— BEGIN GIVEN RECORDS —

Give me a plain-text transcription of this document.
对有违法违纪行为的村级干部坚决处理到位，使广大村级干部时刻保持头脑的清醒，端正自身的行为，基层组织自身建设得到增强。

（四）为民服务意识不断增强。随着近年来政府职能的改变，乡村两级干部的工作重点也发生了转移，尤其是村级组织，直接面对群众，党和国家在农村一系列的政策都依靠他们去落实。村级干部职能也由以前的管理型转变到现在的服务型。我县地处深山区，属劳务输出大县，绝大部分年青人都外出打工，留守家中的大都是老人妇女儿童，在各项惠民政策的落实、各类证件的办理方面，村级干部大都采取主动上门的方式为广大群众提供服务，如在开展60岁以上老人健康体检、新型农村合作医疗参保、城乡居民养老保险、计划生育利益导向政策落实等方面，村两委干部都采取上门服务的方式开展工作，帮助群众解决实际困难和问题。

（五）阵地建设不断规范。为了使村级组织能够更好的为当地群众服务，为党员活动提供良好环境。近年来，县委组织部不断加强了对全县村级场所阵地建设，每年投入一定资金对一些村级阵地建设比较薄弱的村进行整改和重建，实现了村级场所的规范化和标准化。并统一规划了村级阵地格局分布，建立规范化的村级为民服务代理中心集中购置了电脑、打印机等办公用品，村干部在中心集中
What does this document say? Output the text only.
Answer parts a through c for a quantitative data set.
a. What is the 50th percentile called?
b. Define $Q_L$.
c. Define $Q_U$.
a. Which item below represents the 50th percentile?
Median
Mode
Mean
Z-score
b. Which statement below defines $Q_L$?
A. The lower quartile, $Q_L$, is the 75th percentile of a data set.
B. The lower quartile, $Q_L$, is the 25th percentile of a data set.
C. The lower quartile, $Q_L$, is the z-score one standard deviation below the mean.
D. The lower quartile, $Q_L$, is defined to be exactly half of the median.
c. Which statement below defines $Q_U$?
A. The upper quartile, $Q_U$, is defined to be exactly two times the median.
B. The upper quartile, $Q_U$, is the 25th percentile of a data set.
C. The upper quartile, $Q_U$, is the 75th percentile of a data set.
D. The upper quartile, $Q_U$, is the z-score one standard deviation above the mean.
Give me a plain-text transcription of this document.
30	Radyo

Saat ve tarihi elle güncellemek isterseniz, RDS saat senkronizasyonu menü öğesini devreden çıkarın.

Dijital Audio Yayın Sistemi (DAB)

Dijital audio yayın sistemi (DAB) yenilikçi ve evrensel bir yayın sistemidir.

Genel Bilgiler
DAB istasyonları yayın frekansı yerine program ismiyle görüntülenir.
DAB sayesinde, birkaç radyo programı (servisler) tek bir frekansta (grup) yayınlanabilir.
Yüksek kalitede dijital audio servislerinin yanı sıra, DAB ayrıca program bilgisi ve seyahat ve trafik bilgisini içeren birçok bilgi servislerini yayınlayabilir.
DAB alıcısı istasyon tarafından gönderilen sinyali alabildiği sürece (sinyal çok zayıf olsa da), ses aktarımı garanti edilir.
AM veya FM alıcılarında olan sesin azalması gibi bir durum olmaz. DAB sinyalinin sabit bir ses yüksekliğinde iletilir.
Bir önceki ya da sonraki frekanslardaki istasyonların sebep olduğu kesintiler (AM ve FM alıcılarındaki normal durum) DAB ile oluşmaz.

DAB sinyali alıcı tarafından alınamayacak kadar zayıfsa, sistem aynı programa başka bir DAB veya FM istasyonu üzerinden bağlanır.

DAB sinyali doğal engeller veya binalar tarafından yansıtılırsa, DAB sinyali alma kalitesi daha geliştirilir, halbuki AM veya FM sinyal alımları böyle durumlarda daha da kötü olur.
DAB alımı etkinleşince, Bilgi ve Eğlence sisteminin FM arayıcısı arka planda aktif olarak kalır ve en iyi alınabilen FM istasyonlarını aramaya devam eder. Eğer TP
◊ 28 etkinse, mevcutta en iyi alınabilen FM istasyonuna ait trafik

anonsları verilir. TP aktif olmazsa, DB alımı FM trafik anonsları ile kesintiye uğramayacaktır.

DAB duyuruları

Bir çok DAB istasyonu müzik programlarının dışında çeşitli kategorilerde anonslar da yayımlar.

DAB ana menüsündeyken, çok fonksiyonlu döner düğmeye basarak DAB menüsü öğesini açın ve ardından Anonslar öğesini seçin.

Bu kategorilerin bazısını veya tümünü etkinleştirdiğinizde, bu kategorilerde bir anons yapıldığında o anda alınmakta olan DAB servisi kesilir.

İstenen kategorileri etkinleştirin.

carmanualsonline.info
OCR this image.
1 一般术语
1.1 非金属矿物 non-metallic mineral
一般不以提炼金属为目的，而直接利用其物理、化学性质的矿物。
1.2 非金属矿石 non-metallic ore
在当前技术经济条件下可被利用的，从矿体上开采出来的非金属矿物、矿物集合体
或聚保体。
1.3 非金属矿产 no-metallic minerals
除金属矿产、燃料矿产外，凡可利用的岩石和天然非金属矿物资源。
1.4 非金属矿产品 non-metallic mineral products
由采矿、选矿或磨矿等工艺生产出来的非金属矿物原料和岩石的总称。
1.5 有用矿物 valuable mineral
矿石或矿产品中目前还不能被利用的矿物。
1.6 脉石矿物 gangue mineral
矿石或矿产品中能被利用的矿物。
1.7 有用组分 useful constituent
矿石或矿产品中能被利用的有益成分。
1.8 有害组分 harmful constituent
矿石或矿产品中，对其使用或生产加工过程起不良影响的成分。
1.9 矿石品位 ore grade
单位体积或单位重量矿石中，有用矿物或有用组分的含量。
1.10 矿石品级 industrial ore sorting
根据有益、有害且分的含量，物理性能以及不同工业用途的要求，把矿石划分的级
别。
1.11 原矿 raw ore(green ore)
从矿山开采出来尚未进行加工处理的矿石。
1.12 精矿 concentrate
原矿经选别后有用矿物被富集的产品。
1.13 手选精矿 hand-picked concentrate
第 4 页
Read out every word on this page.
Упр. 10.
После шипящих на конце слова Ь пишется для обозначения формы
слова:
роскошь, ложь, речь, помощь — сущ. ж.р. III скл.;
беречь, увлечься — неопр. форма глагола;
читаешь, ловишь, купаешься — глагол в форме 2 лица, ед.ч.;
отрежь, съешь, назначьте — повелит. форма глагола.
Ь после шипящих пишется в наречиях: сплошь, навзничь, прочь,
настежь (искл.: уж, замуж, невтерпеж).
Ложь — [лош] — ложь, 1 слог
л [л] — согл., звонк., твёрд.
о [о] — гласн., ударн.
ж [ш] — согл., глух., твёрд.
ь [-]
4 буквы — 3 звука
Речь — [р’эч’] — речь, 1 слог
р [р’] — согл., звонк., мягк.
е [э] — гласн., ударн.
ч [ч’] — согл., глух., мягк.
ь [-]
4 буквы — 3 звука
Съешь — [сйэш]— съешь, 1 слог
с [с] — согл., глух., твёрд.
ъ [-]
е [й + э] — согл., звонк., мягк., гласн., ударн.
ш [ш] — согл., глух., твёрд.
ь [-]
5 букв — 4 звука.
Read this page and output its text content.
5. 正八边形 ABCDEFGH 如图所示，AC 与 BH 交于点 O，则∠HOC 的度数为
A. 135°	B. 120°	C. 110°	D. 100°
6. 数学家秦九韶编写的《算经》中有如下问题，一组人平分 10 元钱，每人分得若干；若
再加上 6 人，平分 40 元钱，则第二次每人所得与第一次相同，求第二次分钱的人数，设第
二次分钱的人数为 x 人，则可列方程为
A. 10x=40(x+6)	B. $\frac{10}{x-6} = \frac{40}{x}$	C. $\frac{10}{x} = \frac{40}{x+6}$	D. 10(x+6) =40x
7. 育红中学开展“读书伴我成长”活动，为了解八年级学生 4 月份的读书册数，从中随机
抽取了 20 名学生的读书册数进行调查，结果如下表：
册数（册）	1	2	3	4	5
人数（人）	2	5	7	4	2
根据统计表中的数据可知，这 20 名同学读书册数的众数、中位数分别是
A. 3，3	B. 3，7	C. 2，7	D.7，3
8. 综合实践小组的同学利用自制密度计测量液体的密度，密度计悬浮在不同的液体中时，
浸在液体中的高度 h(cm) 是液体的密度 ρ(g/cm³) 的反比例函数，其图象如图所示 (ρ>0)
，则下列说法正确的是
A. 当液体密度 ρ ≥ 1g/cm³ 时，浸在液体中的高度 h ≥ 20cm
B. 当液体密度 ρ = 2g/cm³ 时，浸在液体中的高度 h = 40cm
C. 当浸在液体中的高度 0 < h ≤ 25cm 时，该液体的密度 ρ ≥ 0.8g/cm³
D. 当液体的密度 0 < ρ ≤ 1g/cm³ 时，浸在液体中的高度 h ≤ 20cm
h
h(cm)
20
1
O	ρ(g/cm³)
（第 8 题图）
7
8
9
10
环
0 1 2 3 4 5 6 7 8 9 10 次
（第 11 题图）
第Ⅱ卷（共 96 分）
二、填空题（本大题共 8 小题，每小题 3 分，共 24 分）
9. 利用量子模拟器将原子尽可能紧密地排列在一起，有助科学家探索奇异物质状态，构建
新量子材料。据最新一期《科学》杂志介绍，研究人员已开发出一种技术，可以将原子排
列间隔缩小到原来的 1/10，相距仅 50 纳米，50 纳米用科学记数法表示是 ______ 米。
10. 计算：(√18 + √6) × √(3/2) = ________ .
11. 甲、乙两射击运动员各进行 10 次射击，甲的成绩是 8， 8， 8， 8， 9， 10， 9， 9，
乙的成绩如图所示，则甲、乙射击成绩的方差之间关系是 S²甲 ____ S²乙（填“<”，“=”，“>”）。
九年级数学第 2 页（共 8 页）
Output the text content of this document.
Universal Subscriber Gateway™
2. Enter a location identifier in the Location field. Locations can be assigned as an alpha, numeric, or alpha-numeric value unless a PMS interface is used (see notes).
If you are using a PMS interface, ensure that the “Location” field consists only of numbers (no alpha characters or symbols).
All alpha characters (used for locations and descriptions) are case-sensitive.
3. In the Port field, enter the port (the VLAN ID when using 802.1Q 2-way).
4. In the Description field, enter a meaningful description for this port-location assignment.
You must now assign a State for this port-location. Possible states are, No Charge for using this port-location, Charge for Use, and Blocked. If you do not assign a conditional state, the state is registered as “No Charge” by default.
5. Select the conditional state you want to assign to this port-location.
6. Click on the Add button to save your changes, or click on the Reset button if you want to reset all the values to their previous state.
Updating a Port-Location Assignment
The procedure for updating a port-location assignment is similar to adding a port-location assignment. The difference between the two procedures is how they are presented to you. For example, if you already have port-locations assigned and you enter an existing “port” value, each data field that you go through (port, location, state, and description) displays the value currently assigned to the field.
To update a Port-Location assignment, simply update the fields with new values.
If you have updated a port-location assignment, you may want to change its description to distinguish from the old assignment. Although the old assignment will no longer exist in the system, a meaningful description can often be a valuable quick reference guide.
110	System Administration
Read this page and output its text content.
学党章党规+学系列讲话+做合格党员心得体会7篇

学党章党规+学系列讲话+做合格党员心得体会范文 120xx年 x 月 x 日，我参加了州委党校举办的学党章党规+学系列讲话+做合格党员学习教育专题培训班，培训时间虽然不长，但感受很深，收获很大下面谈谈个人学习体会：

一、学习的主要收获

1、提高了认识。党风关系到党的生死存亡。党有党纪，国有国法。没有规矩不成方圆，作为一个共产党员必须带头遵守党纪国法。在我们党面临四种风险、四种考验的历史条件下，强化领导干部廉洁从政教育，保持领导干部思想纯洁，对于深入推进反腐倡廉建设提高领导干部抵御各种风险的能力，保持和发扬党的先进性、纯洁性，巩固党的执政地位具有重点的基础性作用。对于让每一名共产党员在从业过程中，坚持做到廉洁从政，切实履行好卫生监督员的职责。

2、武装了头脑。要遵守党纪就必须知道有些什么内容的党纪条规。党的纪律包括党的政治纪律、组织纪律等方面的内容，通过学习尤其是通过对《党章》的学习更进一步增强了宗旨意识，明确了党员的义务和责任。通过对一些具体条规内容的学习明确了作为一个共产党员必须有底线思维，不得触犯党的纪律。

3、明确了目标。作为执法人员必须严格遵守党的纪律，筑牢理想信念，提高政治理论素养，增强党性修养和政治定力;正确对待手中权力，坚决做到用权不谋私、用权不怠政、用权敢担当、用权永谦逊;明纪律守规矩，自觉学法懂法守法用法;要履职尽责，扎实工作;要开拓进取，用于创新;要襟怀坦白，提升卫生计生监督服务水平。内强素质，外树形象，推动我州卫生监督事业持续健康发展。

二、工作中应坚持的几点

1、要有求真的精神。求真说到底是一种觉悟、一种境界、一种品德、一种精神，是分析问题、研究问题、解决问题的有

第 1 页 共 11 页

— END GIVEN RECORDS —

# EXERCISE TASK
Search the data above for the string "学系列讲话" and copy each line that has it.

# RESULT OF THE TASK
学党章党规+学系列讲话+做合格党员心得体会7篇
学党章党规+学系列讲话+做合格党员心得体会范文 120xx年 x 月 x 日，我参加了州委党校举办的学党章党规+学系列讲话+做合格党员学习教育专题培训班，培训时间虽然不长，但感受很深，收获很大下面谈谈个人学习体会：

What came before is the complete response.